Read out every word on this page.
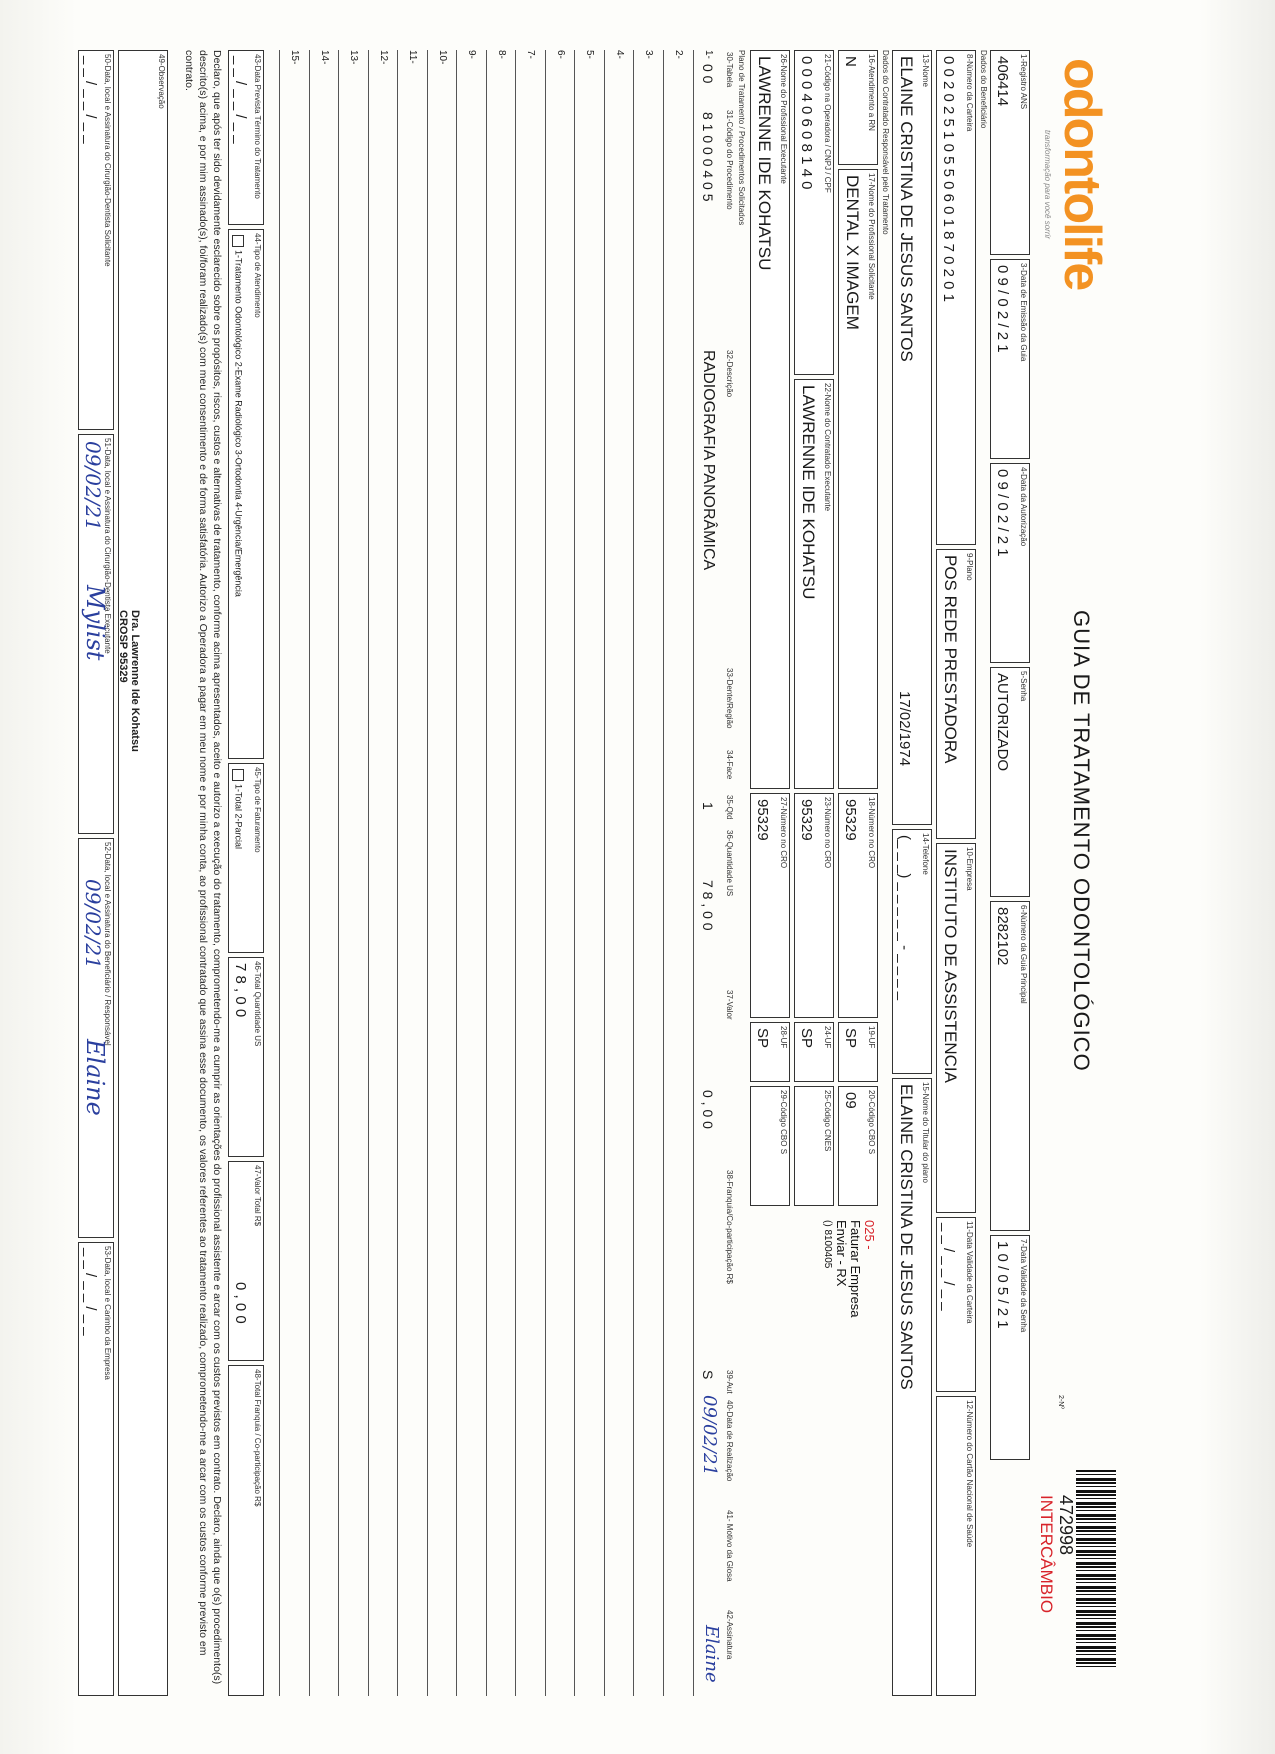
odontolife
transformação para você sorrir
GUIA DE TRATAMENTO ODONTOLÓGICO
2-Nº
472998
INTERCÂMBIO
1-Registro ANS
406414
3-Data de Emissão da Guia
0 9 / 0 2 / 2 1
4-Data da Autorização
0 9 / 0 2 / 2 1
5-Senha
AUTORIZADO
6-Número da Guia Principal
8282102
7-Data Validade da Senha
1 0 / 0 5 / 2 1
Dados do Beneficiário
8-Número da Carteira
0 0 2 0 2 5 1 0 5 5 0 6 0 1 8 7 0 2 0 1
9-Plano
POS REDE PRESTADORA
10-Empresa
INSTITUTO DE ASSISTENCIA
11-Data Validade da Carteira
_ _ / _ _ / _ _
12-Número do Cartão Nacional de Saúde
13-Nome
ELAINE CRISTINA DE JESUS SANTOS
17/02/1974
14-Telefone
(_ _ _) _ _ _ _ _ - _ _ _ _
15-Nome do Titular do plano
ELAINE CRISTINA DE JESUS SANTOS
Dados do Contratado Responsável pelo Tratamento
16-Atendimento a RN
N
17-Nome do Profissional Solicitante
DENTAL X IMAGEM
18-Número no CRO
95329
19-UF
SP
20-Código CBO S
09
21-Código na Operadora / CNPJ / CPF
0 0 0 4 0 6 0 8 1 4 0
22-Nome do Contratado Executante
LAWRENNE IDE KOHATSU
23-Número no CRO
95329
24-UF
SP
25-Código CNES
26-Nome do Profissional Executante
LAWRENNE IDE KOHATSU
27-Número no CRO
95329
28-UF
SP
29-Código CBO S
025 -
Faturar Empresa
Enviar - RX
() 8100405
Plano de Tratamento / Procedimentos Solicitados
30-Tabela
31-Código do Procedimento
32-Descrição
33-Dente/Região
34-Face
35-Qtd
36-Quantidade US
37-Valor
38-Franquia/Co-participação R$
39-Aut
40-Data de Realização
41- Motivo da Glosa
42-Assinatura
1-
0 0
8 1 0 0 0 4 0 5
RADIOGRAFIA PANORÂMICA
1
7 8 , 0 0
0 , 0 0
S
09/02/21
Elaine
2-
3-
4-
5-
6-
7-
8-
9-
10-
11-
12-
13-
14-
15-
43-Data Prevista Término do Tratamento
_ _ / _ _ / _ _
44-Tipo de Atendimento
1-Tratamento Odontológico 2-Exame Radiológico 3-Ortodontia 4-Urgência/Emergência
45-Tipo de Faturamento
1-Total 2-Parcial
46-Total Quantidade US
7 8 , 0 0
47-Valor Total R$
0 , 0 0
48-Total Franquia / Co-participação R$
Declaro, que após ter sido devidamente esclarecido sobre os propósitos, riscos, custos e alternativas de tratamento, conforme acima apresentados, aceito e autorizo a execução do tratamento, comprometendo-me a cumprir as orientações do profissional assistente e arcar com os custos previstos em contrato. Declaro, ainda que o(s) procedimento(s) descrito(s) acima, e por mim assinado(s), foi/foram realizado(s) com meu consentimento e de forma satisfatória. Autorizo a Operadora a pagar em meu nome e por minha conta, ao profissional contratado que assina esse documento, os valores referentes ao tratamento realizado, comprometendo-me a arcar com os custos conforme previsto em contrato.
49-Observação
50-Data, local e Assinatura do Cirurgião-Dentista Solicitante
_ _ / _ _ / _ _
51-Data, local e Assinatura do Cirurgião-Dentista Executante
09/02/21
Mylist
52-Data, local e Assinatura do Beneficiário / Responsável
09/02/21
Elaine
53-Data, local e Carimbo da Empresa
_ _ / _ _ / _ _
Dra. Lawrenne Ide Kohatsu
CROSP 95329
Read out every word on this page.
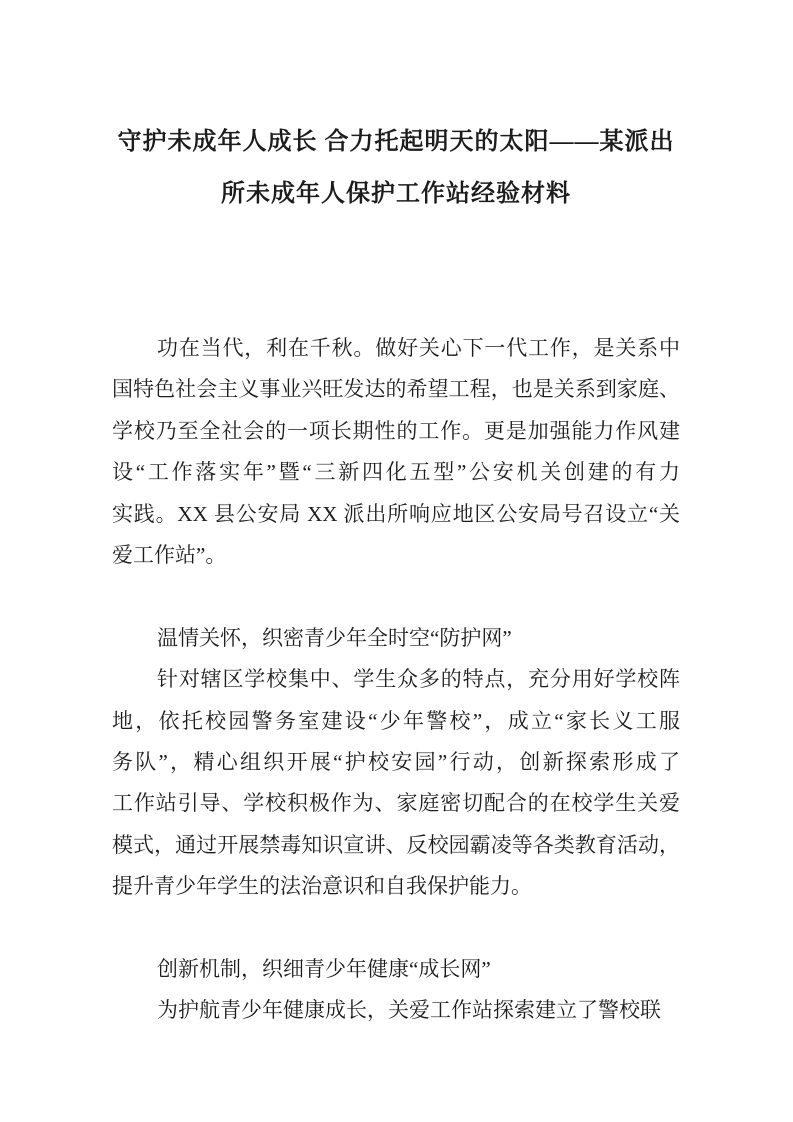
守护未成年人成长 合力托起明天的太阳——某派出
所未成年人保护工作站经验材料
功在当代，利在千秋。做好关心下一代工作，是关系中
国特色社会主义事业兴旺发达的希望工程，也是关系到家庭、
学校乃至全社会的一项长期性的工作。更是加强能力作风建
设“工作落实年”暨“三新四化五型”公安机关创建的有力
实践。XX 县公安局 XX 派出所响应地区公安局号召设立“关
爱工作站”。
温情关怀，织密青少年全时空“防护网”
针对辖区学校集中、学生众多的特点，充分用好学校阵
地，依托校园警务室建设“少年警校”，成立“家长义工服
务队”，精心组织开展“护校安园”行动，创新探索形成了
工作站引导、学校积极作为、家庭密切配合的在校学生关爱
模式，通过开展禁毒知识宣讲、反校园霸凌等各类教育活动，
提升青少年学生的法治意识和自我保护能力。
创新机制，织细青少年健康“成长网”
为护航青少年健康成长，关爱工作站探索建立了警校联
☆ ☆ ☆ ☆ ☆
→ Work to complete: Gather all lines of the records that include the word "Beneficiário".

→ Correct answer:
Dados do Beneficiário
52-Data, local e Assinatura do Beneficiário / Responsável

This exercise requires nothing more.